> Records supplied:
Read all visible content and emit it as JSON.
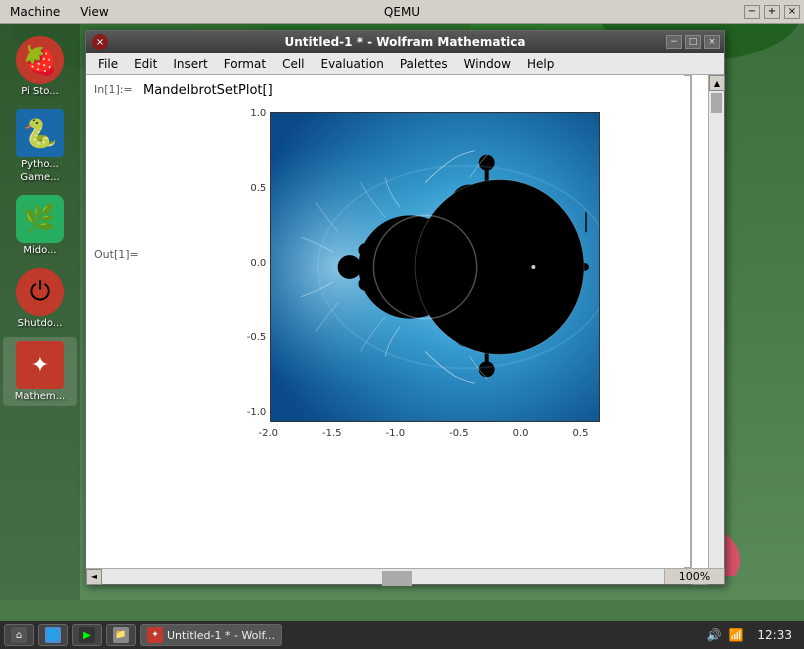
{
  "qemu": {
    "title": "QEMU",
    "menu": {
      "machine": "Machine",
      "view": "View"
    },
    "controls": {
      "minimize": "−",
      "maximize": "+",
      "close": "×"
    }
  },
  "sidebar": {
    "items": [
      {
        "id": "pi-store",
        "label": "Pi Sto...",
        "icon": "🍓"
      },
      {
        "id": "python-games",
        "label": "Pytho... Game...",
        "icon": "🐍"
      },
      {
        "id": "midori",
        "label": "Mido...",
        "icon": "🌿"
      },
      {
        "id": "shutdown",
        "label": "Shutdo...",
        "icon": "⏻"
      },
      {
        "id": "mathematica",
        "label": "Mathem...",
        "icon": "∑"
      }
    ]
  },
  "mathematica_window": {
    "title": "Untitled-1 * - Wolfram Mathematica",
    "controls": {
      "close": "×",
      "minimize": "−",
      "maximize": "□"
    },
    "menu": {
      "file": "File",
      "edit": "Edit",
      "insert": "Insert",
      "format": "Format",
      "cell": "Cell",
      "evaluation": "Evaluation",
      "palettes": "Palettes",
      "window": "Window",
      "help": "Help"
    },
    "cell_in": {
      "label": "In[1]:=",
      "content": "MandelbrotSetPlot[]"
    },
    "cell_out": {
      "label": "Out[1]="
    },
    "plot": {
      "x_labels": [
        "-2.0",
        "-1.5",
        "-1.0",
        "-0.5",
        "0.0",
        "0.5"
      ],
      "y_labels": [
        "1.0",
        "0.5",
        "0.0",
        "-0.5",
        "-1.0"
      ]
    },
    "zoom": "100%",
    "scrollbar_buttons": {
      "up": "▲",
      "down": "▼",
      "left": "◄",
      "right": "►"
    }
  },
  "taskbar": {
    "app_label": "Untitled-1 * - Wolf...",
    "time": "12:33"
  }
}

> Task statement: Skip the images and write out the rest of the listing exactly.

> Exercise response:
Read all visible content and emit it as JSON.
{
  "qemu": {
    "title": "QEMU",
    "menu": {
      "machine": "Machine",
      "view": "View"
    },
    "controls": {
      "minimize": "−",
      "maximize": "+",
      "close": "×"
    }
  },
  "sidebar": {
    "items": [
      {
        "id": "pi-store",
        "label": "Pi Sto...",
        "icon": "🍓"
      },
      {
        "id": "python-games",
        "label": "Pytho... Game...",
        "icon": "🐍"
      },
      {
        "id": "midori",
        "label": "Mido...",
        "icon": "🌿"
      },
      {
        "id": "shutdown",
        "label": "Shutdo...",
        "icon": "⏻"
      },
      {
        "id": "mathematica",
        "label": "Mathem...",
        "icon": "∑"
      }
    ]
  },
  "mathematica_window": {
    "title": "Untitled-1 * - Wolfram Mathematica",
    "controls": {
      "close": "×",
      "minimize": "−",
      "maximize": "□"
    },
    "menu": {
      "file": "File",
      "edit": "Edit",
      "insert": "Insert",
      "format": "Format",
      "cell": "Cell",
      "evaluation": "Evaluation",
      "palettes": "Palettes",
      "window": "Window",
      "help": "Help"
    },
    "cell_in": {
      "label": "In[1]:=",
      "content": "MandelbrotSetPlot[]"
    },
    "cell_out": {
      "label": "Out[1]="
    },
    "plot": {
      "x_labels": [
        "-2.0",
        "-1.5",
        "-1.0",
        "-0.5",
        "0.0",
        "0.5"
      ],
      "y_labels": [
        "1.0",
        "0.5",
        "0.0",
        "-0.5",
        "-1.0"
      ]
    },
    "zoom": "100%",
    "scrollbar_buttons": {
      "up": "▲",
      "down": "▼",
      "left": "◄",
      "right": "►"
    }
  },
  "taskbar": {
    "app_label": "Untitled-1 * - Wolf...",
    "time": "12:33"
  }
}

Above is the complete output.